** Begin **
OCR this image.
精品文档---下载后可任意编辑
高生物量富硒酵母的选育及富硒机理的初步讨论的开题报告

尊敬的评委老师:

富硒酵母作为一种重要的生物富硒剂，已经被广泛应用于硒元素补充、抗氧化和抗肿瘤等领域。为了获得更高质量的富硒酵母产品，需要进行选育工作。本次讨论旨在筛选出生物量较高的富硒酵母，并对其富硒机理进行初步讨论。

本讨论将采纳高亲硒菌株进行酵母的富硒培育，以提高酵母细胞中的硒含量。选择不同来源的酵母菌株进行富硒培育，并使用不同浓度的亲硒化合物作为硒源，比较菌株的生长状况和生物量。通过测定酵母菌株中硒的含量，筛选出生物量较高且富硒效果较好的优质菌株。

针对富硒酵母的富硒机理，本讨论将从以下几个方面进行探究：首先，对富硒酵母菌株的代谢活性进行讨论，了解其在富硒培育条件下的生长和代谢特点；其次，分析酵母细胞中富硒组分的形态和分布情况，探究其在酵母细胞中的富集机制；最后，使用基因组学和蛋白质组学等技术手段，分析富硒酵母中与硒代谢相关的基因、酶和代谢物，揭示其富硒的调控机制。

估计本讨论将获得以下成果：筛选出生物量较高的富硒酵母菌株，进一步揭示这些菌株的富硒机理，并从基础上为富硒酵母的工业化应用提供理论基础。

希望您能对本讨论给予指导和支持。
** End **
• [EXERCISE BRIEF] Extract the full listing and reproduce each line exactly.

• [RESULT FOR THIS TASK]
OCR this image.
精品文档---下载后可任意编辑
高生物量富硒酵母的选育及富硒机理的初步讨论的开题报告

尊敬的评委老师:

富硒酵母作为一种重要的生物富硒剂，已经被广泛应用于硒元素补充、抗氧化和抗肿瘤等领域。为了获得更高质量的富硒酵母产品，需要进行选育工作。本次讨论旨在筛选出生物量较高的富硒酵母，并对其富硒机理进行初步讨论。

本讨论将采纳高亲硒菌株进行酵母的富硒培育，以提高酵母细胞中的硒含量。选择不同来源的酵母菌株进行富硒培育，并使用不同浓度的亲硒化合物作为硒源，比较菌株的生长状况和生物量。通过测定酵母菌株中硒的含量，筛选出生物量较高且富硒效果较好的优质菌株。

针对富硒酵母的富硒机理，本讨论将从以下几个方面进行探究：首先，对富硒酵母菌株的代谢活性进行讨论，了解其在富硒培育条件下的生长和代谢特点；其次，分析酵母细胞中富硒组分的形态和分布情况，探究其在酵母细胞中的富集机制；最后，使用基因组学和蛋白质组学等技术手段，分析富硒酵母中与硒代谢相关的基因、酶和代谢物，揭示其富硒的调控机制。

估计本讨论将获得以下成果：筛选出生物量较高的富硒酵母菌株，进一步揭示这些菌株的富硒机理，并从基础上为富硒酵母的工业化应用提供理论基础。

希望您能对本讨论给予指导和支持。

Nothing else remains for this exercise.